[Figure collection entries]
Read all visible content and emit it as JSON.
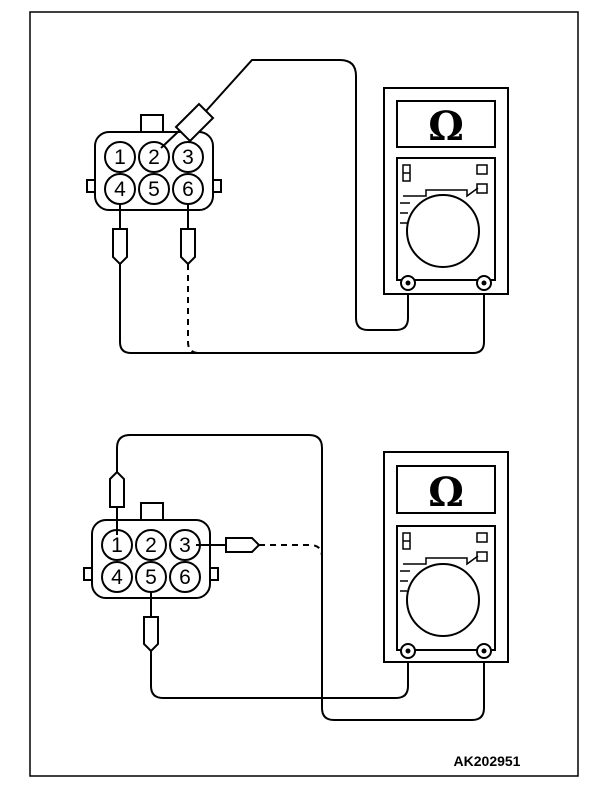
{
  "figure": {
    "reference_code": "AK202951",
    "meter_symbol": "Ω",
    "colors": {
      "line": "#000000",
      "background": "#ffffff"
    }
  },
  "top_panel": {
    "connector": {
      "pins": [
        "1",
        "2",
        "3",
        "4",
        "5",
        "6"
      ]
    }
  },
  "bottom_panel": {
    "connector": {
      "pins": [
        "1",
        "2",
        "3",
        "4",
        "5",
        "6"
      ]
    }
  }
}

▶ **Task instructions**
Copy the listing word for word, excluding its pictures.

▶ **The result**
Read all visible content and emit it as JSON.
{
  "figure": {
    "reference_code": "AK202951",
    "meter_symbol": "Ω",
    "colors": {
      "line": "#000000",
      "background": "#ffffff"
    }
  },
  "top_panel": {
    "connector": {
      "pins": [
        "1",
        "2",
        "3",
        "4",
        "5",
        "6"
      ]
    }
  },
  "bottom_panel": {
    "connector": {
      "pins": [
        "1",
        "2",
        "3",
        "4",
        "5",
        "6"
      ]
    }
  }
}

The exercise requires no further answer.